Take every line where the string "with" appears and copy it.

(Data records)
--------

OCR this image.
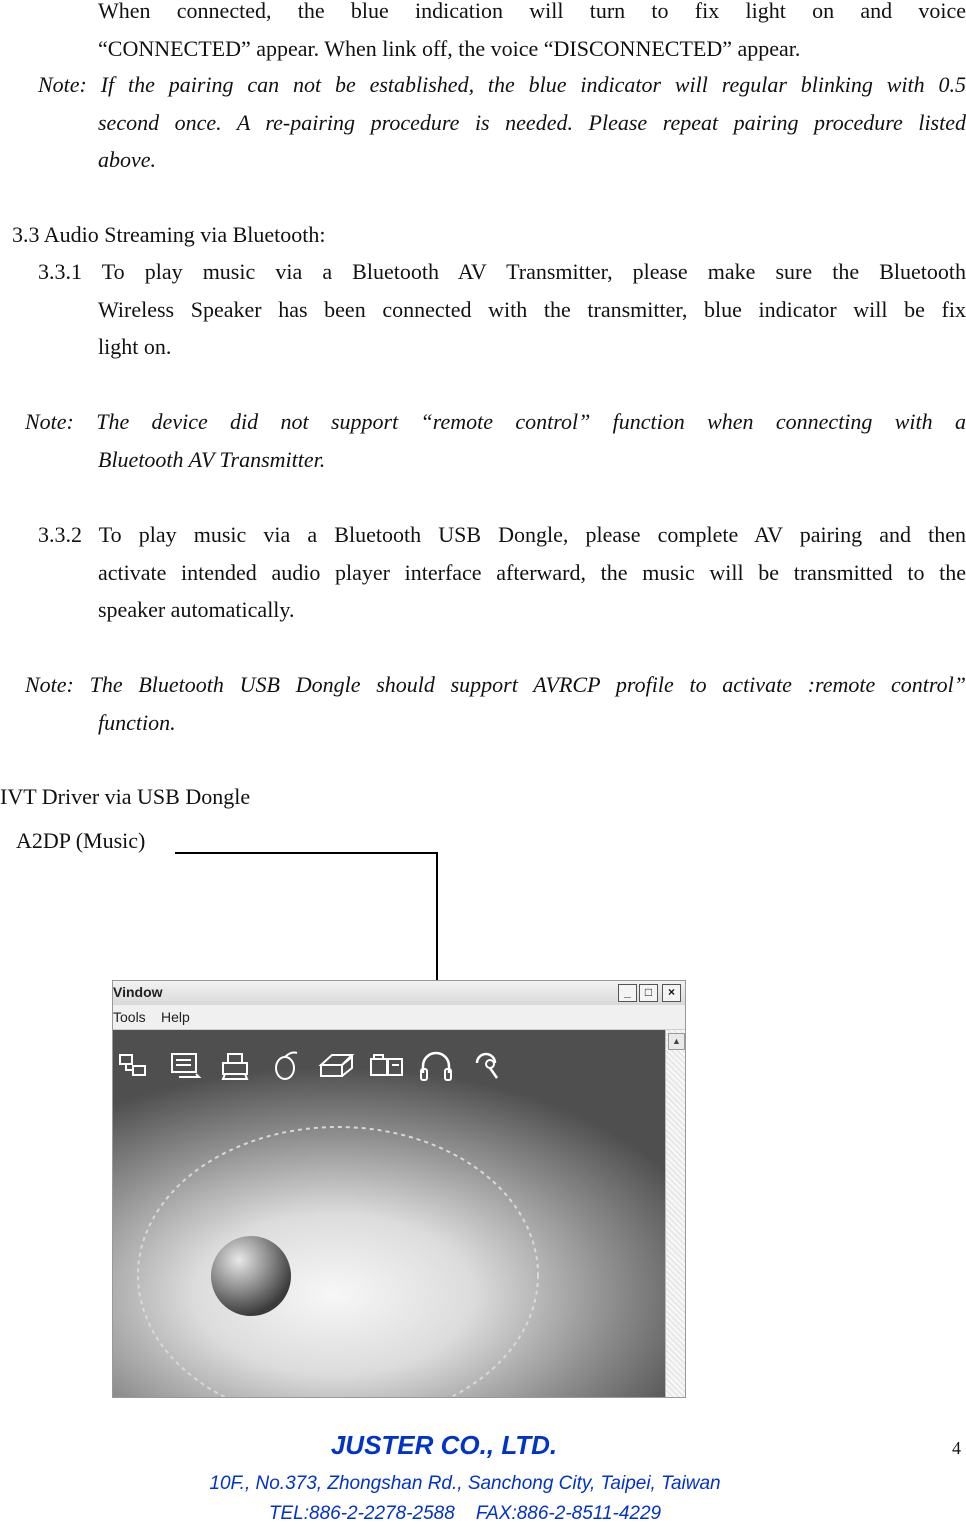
When connected, the blue indication will turn to fix light on and voice
“CONNECTED” appear. When link off, the voice “DISCONNECTED” appear.
Note: If the pairing can not be established, the blue indicator will regular blinking with 0.5
second once. A re-pairing procedure is needed. Please repeat pairing procedure listed
above.
3.3 Audio Streaming via Bluetooth:
3.3.1 To play music via a Bluetooth AV Transmitter, please make sure the Bluetooth
Wireless Speaker has been connected with the transmitter, blue indicator will be fix
light on.
Note: The device did not support “remote control” function when connecting with a
Bluetooth AV Transmitter.
3.3.2 To play music via a Bluetooth USB Dongle, please complete AV pairing and then
activate intended audio player interface afterward, the music will be transmitted to the
speaker automatically.
Note: The Bluetooth USB Dongle should support AVRCP profile to activate :remote control”
function.
IVT Driver via USB Dongle
A2DP (Music)
Vindow	_	□	×
Tools Help
▲
JUSTER CO., LTD.
10F., No.373, Zhongshan Rd., Sanchong City, Taipei, Taiwan
TEL:886-2-2278-2588    FAX:886-2-8511-4229
4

--------

_SOLUTION TO THIS TASK_.
Note: If the pairing can not be established, the blue indicator will regular blinking with 0.5
Wireless Speaker has been connected with the transmitter, blue indicator will be fix
Note: The device did not support “remote control” function when connecting with a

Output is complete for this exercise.